(Required work) Present every line in which the string "JSON" appears.

(Data lines)
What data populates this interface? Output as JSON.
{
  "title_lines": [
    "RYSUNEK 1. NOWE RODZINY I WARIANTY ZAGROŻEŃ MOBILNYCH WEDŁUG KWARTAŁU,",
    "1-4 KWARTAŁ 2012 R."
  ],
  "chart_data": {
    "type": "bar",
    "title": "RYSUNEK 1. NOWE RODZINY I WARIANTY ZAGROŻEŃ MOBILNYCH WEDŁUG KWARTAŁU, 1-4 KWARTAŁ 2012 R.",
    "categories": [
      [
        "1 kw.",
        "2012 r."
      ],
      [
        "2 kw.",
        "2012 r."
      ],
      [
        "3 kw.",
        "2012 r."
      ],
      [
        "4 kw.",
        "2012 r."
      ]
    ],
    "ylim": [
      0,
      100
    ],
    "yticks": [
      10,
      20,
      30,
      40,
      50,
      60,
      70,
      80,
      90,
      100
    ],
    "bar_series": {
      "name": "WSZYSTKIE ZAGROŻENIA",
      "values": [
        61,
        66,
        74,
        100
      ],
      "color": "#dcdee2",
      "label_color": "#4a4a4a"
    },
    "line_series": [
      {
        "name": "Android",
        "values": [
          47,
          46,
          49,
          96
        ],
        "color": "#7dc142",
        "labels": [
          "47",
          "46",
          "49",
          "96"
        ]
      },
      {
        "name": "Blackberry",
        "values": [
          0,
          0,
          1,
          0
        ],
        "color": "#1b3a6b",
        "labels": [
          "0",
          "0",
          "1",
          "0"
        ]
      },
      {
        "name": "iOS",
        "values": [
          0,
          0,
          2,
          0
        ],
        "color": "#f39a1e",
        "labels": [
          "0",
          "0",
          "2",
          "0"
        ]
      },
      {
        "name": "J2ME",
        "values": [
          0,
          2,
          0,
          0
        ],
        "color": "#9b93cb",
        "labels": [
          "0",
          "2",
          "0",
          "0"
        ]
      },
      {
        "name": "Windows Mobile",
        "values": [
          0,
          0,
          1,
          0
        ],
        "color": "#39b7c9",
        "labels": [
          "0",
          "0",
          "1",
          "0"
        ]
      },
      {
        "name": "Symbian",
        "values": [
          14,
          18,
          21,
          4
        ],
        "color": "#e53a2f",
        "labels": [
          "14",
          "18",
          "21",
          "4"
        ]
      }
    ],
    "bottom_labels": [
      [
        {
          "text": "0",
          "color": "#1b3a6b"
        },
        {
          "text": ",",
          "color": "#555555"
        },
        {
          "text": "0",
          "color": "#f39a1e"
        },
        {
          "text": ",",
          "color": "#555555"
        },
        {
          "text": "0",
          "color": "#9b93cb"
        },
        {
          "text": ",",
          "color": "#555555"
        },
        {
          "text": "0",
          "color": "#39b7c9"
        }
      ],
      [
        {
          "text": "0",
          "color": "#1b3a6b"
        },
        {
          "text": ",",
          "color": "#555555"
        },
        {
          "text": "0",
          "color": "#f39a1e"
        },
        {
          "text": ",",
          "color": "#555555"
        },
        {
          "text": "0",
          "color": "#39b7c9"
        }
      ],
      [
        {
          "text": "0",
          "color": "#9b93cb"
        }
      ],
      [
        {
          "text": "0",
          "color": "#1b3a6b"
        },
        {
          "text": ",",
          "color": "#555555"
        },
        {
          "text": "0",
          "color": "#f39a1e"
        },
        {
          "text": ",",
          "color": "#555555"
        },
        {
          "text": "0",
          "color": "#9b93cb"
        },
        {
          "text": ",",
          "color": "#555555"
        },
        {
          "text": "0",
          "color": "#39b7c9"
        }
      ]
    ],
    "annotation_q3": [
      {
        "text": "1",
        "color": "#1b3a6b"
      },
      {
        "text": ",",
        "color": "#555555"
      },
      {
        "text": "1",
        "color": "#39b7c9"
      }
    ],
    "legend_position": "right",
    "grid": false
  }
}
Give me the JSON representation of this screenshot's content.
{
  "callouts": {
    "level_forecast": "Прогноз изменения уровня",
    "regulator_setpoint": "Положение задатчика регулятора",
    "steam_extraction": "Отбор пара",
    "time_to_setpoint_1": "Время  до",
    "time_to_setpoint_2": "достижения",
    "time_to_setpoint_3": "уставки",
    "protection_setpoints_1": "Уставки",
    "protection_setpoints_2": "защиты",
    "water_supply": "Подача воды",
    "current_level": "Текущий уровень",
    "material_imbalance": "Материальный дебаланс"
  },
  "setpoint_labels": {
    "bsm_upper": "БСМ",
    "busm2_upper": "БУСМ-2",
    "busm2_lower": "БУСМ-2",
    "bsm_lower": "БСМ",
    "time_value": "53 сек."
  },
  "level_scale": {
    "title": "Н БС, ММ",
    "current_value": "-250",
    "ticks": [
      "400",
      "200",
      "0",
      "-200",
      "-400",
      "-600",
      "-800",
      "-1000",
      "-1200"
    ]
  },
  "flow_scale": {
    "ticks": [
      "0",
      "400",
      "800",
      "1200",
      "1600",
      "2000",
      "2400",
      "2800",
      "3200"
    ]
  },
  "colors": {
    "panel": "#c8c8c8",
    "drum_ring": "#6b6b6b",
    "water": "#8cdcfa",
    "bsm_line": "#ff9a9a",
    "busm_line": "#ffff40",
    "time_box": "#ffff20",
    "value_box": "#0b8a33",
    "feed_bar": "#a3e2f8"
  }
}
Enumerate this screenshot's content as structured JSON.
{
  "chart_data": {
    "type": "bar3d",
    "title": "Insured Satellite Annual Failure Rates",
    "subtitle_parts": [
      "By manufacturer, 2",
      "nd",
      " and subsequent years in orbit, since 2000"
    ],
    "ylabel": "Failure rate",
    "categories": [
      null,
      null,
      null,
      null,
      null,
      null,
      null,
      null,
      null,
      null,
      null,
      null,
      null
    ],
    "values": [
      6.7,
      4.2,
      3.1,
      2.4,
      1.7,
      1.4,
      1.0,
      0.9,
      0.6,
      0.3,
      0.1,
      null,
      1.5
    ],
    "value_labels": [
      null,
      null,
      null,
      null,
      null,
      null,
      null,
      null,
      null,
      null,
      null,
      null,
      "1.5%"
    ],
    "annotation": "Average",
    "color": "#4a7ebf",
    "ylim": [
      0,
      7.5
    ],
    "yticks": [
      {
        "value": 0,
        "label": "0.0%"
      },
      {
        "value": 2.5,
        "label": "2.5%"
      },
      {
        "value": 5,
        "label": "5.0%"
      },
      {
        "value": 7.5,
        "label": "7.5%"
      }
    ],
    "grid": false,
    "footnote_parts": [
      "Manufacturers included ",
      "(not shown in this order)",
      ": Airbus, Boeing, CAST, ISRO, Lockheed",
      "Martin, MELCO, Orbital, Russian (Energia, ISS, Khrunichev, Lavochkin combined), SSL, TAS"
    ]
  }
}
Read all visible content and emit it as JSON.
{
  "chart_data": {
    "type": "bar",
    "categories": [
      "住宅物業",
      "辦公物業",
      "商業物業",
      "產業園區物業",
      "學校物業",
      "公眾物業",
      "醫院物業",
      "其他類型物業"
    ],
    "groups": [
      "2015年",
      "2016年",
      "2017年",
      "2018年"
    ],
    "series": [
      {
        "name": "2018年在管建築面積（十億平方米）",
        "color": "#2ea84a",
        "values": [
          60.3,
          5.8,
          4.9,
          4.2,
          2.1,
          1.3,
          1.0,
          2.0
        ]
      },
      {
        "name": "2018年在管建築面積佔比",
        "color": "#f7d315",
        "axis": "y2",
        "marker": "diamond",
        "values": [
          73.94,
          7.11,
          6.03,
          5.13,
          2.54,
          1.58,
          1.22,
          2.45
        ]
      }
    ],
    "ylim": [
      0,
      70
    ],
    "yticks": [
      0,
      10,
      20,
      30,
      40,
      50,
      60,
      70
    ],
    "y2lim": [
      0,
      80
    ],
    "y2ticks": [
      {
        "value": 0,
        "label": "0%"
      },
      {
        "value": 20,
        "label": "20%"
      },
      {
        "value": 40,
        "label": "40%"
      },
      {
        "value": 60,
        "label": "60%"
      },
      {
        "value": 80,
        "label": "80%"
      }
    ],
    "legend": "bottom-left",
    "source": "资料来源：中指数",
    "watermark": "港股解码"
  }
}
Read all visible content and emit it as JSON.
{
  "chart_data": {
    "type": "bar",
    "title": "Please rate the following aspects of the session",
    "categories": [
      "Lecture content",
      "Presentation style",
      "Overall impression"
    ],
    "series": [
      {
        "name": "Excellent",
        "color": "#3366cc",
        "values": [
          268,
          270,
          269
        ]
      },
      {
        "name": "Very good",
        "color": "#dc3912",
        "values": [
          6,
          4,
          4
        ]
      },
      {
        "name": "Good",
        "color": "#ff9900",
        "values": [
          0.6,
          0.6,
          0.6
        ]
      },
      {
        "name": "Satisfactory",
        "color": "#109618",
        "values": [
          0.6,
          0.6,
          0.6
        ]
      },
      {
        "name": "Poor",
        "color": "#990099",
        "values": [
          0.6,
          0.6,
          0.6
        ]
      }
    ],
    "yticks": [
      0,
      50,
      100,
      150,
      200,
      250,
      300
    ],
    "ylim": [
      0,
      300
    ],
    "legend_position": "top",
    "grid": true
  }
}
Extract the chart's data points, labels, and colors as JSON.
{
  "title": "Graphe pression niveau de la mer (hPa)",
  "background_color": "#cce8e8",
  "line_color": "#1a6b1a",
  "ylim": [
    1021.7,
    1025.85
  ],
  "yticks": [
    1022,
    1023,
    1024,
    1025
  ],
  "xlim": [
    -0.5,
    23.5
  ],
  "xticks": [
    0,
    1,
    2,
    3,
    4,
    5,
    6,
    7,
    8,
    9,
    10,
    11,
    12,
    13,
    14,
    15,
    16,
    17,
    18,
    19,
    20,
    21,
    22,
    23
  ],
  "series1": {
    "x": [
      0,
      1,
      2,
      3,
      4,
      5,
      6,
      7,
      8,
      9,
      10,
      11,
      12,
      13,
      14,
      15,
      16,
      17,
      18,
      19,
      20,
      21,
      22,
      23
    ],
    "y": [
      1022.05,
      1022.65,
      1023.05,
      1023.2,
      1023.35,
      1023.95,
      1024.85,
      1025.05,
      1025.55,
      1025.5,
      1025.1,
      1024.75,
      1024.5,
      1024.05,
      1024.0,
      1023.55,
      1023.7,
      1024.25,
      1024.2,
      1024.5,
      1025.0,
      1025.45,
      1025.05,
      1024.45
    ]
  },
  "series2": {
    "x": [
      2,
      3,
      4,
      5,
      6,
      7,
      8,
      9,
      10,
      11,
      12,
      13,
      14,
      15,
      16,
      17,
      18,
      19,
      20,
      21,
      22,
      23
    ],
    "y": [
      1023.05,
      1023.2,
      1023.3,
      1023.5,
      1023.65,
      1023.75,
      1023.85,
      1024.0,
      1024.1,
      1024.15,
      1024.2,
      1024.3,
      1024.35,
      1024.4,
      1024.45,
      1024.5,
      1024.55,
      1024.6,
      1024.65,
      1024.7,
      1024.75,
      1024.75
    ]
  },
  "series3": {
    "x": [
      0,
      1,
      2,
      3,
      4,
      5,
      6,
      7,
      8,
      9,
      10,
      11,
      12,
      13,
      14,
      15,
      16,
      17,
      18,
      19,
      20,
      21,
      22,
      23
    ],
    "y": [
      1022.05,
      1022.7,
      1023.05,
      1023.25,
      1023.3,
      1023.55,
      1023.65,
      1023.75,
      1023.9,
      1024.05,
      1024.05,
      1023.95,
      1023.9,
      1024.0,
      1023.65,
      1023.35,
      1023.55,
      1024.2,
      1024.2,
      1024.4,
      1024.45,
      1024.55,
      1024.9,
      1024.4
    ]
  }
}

(Task answer)
What data populates this interface? Output as JSON.
Give me the JSON representation of this screenshot's content.
Enumerate this screenshot's content as structured JSON.
Read all visible content and emit it as JSON.
Read all visible content and emit it as JSON.
Extract the chart's data points, labels, and colors as JSON.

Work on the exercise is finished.